-- Start of Text shown --
On April 2, 2004, the Company entered into a purchase agreement (the "Purchase
Agreement") with Coconut Palm Capital Investors I, Ltd. ("Coconut Palm"),
pursuant to which, Coconut Palm agreed to purchase from the Company up to
2,000,000 units for a purchase price of $9.00 per unit, subject to certain
closing conditions, including shareholder approval. Each unit (a "Unit") would
consist of (i) 1 share of common stock, par value $0.10 (the "Common Stock"), of
the Company (ii) a warrant to purchase 1 share of Common Stock at an exercise
price of $10.00 per share with a term of 3 years, (iii) a warrant to purchase
1/2 share of Common Stock at an exercise price of $11.00 per share with a term
of 4 years and (iv) a warrant to purchase 1/2 share of Common Stock at an
exercise price of $15.00 per share with a term of 5 years.
-- End of Text shown --
-- Start of Entries --
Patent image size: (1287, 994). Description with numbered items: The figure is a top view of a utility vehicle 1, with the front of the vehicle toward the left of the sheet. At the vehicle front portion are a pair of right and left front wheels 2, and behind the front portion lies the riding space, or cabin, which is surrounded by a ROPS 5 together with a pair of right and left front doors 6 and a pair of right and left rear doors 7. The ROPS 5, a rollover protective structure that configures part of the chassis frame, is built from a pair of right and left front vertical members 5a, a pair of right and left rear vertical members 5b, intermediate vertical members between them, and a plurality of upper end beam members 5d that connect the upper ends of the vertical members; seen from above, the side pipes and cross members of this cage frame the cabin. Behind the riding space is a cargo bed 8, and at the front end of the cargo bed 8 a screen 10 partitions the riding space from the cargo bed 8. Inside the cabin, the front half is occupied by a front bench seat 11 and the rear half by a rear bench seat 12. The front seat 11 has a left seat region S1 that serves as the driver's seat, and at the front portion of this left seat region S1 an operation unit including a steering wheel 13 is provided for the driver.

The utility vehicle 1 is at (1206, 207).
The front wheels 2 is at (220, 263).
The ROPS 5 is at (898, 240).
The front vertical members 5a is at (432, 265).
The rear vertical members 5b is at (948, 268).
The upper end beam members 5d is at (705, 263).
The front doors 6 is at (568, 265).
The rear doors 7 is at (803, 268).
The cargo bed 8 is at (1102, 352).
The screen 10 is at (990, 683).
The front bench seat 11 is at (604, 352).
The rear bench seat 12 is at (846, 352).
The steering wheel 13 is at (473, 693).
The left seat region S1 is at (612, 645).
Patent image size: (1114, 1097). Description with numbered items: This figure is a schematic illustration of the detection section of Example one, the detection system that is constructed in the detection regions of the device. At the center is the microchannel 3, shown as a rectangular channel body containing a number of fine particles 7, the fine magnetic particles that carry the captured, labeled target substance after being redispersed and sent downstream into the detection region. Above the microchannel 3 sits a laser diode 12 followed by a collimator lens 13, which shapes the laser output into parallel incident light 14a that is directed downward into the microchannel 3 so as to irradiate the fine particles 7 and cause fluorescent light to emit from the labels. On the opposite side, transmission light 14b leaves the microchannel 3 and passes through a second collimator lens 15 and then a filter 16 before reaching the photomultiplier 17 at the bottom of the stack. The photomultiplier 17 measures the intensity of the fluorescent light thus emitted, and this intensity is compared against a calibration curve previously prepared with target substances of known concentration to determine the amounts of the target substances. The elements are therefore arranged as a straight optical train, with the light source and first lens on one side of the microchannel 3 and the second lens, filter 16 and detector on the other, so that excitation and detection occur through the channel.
-- End of Entries --
Answer these questions from the purchase agreement excerpt above:
1. Up to how many units did Coconut Palm agree to purchase, and at what price per unit?
2. What is the par value of the Common Stock?
3. What is the term of the warrant with an exercise price of $11.00 per share?

** Finished task **
1. Up to 2,000,000 units at $9.00 per unit.
2. $0.10.
3. 4 years.